* _Exercise objective_
Pick every line with "个单位后得到对应的" from the material below.

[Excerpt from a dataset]
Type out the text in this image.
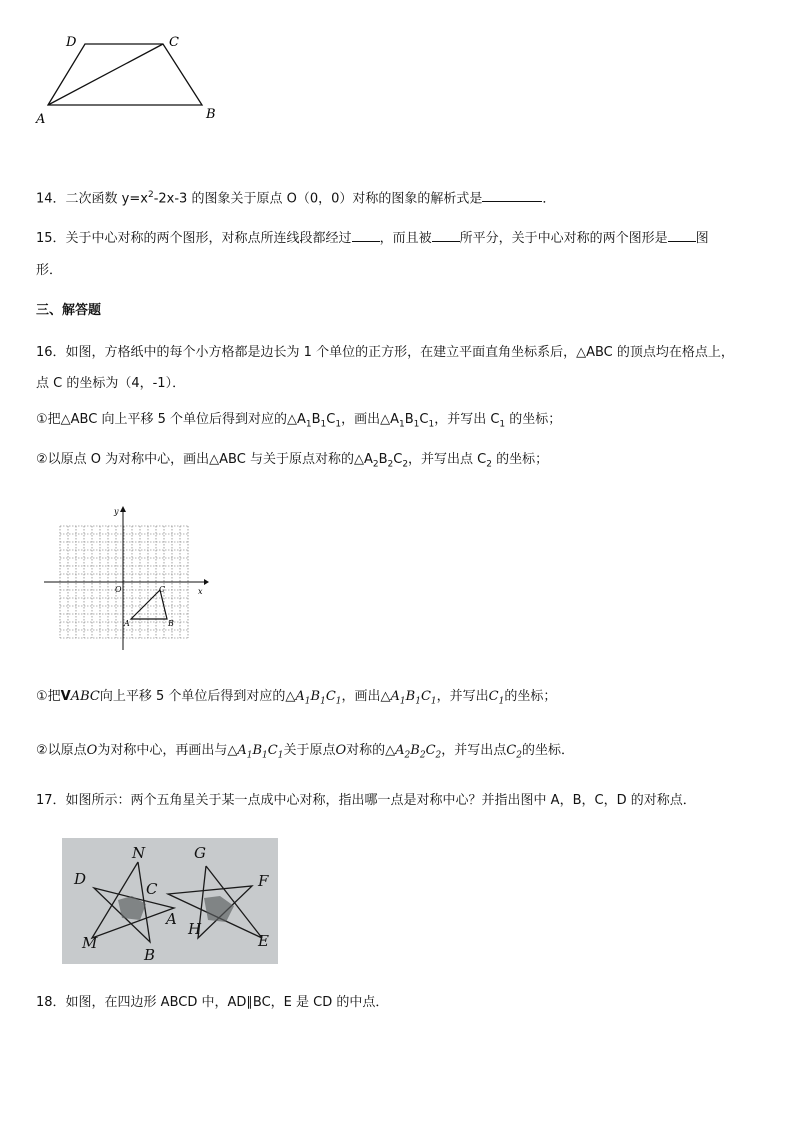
D	C
A	B
14．二次函数 $y=x^2-2x-3$ 的图象关于原点 O（0，0）对称的图象的解析式是	．
15．关于中心对称的两个图形，对称点所连线段都经过 ，而且被 所平分，关于中心对称的两个图形是 图
形．
三、解答题
16．如图，方格纸中的每个小方格都是边长为 1 个单位的正方形，在建立平面直角坐标系后，△ABC 的顶点均在格点上，
点 C 的坐标为（4，-1）．
①把△ABC 向上平移 5 个单位后得到对应的$\triangle A_1B_1C_1$，画出$\triangle A_1B_1C_1$，并写出 $C_1$ 的坐标；
②以原点 O 为对称中心，画出△ABC 与关于原点对称的$\triangle A_2B_2C_2$，并写出点 $C_2$ 的坐标；
y
x
O	C
A	B
①把VABC向上平移 5 个单位后得到对应的$\triangle A_1B_1C_1$，画出$\triangle A_1B_1C_1$，并写出$C_1$的坐标；
②以原点O为对称中心，再画出与$\triangle A_1B_1C_1$关于原点O对称的$\triangle A_2B_2C_2$，并写出点$C_2$的坐标．
17．如图所示：两个五角星关于某一点成中心对称，指出哪一点是对称中心？并指出图中 A，B，C，D 的对称点．
N	G
D
C	F
A
H
M
B
E
18．如图，在四边形 ABCD 中，AD∥BC，E 是 CD 的中点．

* _The completed task_
①把△ABC 向上平移 5 个单位后得到对应的$\triangle A_1B_1C_1$，画出$\triangle A_1B_1C_1$，并写出 $C_1$ 的坐标；
①把VABC向上平移 5 个单位后得到对应的$\triangle A_1B_1C_1$，画出$\triangle A_1B_1C_1$，并写出$C_1$的坐标；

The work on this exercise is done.